Given data:
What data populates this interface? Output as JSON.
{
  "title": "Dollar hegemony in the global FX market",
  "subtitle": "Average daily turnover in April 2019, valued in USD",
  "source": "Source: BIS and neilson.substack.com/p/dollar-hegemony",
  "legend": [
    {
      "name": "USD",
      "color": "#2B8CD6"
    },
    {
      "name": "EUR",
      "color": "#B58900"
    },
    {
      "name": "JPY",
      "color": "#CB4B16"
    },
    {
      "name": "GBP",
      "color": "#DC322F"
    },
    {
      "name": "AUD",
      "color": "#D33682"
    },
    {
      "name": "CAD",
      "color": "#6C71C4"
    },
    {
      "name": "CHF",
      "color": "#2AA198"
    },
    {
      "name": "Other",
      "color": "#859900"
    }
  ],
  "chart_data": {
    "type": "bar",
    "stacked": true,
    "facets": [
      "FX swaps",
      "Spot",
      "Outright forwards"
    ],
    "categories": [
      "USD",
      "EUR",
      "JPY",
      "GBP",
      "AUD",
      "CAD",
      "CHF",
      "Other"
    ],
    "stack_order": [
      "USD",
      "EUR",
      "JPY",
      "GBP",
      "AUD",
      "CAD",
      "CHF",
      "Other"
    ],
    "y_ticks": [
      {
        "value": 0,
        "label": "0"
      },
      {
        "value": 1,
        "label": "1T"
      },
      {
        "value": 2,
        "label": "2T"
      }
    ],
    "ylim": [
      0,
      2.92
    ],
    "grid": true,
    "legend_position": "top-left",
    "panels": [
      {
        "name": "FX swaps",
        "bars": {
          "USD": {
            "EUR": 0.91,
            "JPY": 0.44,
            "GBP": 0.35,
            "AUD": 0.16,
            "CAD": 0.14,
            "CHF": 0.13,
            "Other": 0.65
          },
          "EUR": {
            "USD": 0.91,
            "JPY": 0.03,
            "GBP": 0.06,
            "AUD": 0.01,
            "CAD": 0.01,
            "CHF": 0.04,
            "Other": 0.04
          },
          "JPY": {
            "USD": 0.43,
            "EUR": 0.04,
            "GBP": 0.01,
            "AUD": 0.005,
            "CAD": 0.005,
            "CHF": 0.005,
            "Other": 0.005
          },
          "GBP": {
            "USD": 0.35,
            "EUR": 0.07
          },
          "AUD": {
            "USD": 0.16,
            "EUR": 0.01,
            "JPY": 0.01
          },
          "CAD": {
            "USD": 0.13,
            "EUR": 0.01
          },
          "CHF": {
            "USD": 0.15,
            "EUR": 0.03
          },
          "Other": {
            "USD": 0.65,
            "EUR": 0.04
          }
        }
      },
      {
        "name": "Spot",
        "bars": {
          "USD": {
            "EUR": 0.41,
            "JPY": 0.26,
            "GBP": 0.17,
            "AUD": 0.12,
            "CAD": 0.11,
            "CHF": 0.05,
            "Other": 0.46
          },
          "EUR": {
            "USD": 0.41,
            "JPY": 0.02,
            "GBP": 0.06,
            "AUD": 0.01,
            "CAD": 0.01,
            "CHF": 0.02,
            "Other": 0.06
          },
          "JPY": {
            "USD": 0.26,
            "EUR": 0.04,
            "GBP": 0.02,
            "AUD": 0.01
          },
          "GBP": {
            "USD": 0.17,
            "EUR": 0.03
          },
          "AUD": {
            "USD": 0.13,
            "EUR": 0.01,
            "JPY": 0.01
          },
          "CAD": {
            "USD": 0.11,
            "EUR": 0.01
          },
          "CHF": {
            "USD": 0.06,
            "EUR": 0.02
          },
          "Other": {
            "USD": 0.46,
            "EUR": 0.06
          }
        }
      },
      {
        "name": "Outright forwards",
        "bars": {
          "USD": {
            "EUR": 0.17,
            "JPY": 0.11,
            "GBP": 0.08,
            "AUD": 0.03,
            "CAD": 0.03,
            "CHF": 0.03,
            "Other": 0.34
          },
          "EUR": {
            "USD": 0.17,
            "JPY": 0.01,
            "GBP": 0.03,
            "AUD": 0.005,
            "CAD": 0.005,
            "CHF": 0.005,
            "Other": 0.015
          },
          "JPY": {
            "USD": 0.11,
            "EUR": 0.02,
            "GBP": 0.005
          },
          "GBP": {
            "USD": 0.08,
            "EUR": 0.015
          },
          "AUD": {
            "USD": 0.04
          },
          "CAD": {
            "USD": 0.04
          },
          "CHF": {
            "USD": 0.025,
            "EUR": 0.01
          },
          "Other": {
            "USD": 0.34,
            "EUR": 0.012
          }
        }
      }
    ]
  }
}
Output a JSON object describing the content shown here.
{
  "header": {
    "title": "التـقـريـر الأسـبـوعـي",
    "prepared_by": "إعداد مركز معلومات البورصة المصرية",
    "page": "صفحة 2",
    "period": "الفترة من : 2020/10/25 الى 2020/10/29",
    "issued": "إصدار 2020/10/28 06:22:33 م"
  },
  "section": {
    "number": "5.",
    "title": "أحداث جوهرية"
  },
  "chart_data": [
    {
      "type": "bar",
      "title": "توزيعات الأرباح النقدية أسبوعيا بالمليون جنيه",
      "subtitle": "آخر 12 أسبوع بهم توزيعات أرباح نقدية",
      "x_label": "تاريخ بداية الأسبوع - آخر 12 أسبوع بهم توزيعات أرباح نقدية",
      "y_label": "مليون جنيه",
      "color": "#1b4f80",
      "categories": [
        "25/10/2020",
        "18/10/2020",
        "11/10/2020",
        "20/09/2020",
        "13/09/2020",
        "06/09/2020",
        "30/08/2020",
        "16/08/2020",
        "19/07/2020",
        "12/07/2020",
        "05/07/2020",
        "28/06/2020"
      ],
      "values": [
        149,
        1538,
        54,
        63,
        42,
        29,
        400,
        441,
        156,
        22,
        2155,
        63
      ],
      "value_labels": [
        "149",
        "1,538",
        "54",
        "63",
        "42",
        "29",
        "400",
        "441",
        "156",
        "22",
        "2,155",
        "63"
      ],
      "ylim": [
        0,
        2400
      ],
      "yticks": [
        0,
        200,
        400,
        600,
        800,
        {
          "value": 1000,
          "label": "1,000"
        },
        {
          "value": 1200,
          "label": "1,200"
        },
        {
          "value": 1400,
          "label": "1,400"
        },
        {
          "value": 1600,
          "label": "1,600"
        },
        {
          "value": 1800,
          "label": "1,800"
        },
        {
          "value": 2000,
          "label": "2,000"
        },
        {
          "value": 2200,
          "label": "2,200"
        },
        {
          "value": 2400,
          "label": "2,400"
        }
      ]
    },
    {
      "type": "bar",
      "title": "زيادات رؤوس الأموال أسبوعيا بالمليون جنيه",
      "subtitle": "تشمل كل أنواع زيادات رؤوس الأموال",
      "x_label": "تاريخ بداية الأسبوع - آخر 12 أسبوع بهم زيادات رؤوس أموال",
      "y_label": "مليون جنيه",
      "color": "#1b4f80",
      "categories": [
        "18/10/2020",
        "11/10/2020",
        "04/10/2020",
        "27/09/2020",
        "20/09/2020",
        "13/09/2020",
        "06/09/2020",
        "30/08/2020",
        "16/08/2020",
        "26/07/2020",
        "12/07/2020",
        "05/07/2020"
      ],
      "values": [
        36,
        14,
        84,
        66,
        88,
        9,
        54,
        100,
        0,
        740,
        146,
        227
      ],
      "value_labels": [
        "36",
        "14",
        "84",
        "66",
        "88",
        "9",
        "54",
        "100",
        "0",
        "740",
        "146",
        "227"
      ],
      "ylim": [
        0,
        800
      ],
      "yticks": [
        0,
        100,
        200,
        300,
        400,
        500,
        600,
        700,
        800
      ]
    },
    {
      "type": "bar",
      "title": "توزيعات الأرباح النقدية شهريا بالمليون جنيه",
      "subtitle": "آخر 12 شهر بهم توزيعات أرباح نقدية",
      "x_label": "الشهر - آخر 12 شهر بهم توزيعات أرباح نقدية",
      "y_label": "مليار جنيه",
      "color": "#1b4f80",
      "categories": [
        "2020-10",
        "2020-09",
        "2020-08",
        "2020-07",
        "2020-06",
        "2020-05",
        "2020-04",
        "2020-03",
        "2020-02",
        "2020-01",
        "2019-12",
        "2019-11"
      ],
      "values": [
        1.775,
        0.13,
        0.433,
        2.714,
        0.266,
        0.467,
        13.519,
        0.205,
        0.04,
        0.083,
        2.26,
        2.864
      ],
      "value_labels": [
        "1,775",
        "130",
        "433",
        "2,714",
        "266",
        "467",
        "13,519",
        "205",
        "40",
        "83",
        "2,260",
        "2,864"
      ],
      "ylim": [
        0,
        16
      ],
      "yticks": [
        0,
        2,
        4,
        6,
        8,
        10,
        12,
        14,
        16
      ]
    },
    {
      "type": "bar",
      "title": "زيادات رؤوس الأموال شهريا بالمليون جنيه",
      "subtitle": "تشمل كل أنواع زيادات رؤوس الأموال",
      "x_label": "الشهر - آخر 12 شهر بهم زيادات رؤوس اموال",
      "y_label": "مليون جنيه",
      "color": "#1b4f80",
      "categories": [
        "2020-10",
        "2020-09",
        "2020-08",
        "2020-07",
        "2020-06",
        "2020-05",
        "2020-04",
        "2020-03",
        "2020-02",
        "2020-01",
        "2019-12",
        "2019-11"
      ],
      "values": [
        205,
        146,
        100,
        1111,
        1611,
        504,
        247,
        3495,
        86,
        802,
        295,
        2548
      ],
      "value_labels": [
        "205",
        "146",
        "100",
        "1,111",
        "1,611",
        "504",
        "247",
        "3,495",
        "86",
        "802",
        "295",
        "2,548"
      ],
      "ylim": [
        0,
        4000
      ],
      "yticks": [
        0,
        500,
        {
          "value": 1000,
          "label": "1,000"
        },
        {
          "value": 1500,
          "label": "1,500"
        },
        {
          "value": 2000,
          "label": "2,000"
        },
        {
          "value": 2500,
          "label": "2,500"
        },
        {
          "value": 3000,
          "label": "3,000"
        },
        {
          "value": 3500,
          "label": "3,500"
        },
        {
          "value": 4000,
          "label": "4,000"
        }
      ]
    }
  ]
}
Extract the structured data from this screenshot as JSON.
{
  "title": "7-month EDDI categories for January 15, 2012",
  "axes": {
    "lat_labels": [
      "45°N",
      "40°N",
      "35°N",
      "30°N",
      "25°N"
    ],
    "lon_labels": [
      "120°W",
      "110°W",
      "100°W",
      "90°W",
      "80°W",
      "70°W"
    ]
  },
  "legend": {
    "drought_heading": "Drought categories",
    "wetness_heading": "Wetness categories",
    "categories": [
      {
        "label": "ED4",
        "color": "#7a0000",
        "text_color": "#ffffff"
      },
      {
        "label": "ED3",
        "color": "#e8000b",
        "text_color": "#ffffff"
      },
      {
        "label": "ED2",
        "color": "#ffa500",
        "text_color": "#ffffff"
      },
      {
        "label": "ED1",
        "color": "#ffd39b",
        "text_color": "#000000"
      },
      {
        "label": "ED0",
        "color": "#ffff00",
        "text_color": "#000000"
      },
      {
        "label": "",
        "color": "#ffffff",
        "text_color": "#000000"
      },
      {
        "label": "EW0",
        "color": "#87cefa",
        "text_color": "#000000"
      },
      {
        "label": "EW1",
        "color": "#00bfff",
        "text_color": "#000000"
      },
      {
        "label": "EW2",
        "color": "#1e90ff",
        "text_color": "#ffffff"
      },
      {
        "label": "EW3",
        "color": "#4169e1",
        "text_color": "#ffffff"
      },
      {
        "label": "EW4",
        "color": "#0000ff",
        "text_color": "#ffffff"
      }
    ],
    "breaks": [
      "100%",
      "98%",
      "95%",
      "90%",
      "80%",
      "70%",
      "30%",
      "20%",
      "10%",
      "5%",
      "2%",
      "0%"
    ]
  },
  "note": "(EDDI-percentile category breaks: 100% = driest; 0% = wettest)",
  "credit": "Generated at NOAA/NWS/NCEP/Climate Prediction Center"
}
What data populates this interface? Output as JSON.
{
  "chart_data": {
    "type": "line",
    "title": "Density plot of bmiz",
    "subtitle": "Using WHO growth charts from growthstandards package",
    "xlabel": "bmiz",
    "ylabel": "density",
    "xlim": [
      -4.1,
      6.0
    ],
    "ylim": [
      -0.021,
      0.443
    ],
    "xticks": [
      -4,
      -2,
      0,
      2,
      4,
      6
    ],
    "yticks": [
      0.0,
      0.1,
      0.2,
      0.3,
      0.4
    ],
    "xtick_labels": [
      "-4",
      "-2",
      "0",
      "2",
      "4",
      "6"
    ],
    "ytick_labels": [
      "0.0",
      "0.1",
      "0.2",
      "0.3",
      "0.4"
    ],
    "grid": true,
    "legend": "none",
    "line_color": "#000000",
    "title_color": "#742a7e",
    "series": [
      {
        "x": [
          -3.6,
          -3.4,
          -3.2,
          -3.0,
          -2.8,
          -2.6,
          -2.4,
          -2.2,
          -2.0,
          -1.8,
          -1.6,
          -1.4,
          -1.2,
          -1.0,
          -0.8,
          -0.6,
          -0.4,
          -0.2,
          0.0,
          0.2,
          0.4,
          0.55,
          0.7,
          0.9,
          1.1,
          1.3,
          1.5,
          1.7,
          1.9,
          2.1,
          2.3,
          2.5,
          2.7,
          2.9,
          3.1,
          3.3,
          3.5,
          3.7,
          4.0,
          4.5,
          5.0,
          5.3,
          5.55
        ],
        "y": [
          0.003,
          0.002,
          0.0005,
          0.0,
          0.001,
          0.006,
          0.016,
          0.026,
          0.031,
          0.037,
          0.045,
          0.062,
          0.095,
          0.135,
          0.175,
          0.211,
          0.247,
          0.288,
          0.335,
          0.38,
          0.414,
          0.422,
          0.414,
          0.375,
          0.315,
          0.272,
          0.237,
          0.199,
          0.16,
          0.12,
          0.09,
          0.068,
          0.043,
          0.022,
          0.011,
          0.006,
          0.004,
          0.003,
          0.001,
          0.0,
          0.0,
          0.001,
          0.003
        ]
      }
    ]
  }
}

Your instructions: Look through the entries and return every line where "from" appears.

Output for this task:
Extract the structured data from this screenshot as JSON.
    "subtitle": "Using WHO growth charts from growthstandards package",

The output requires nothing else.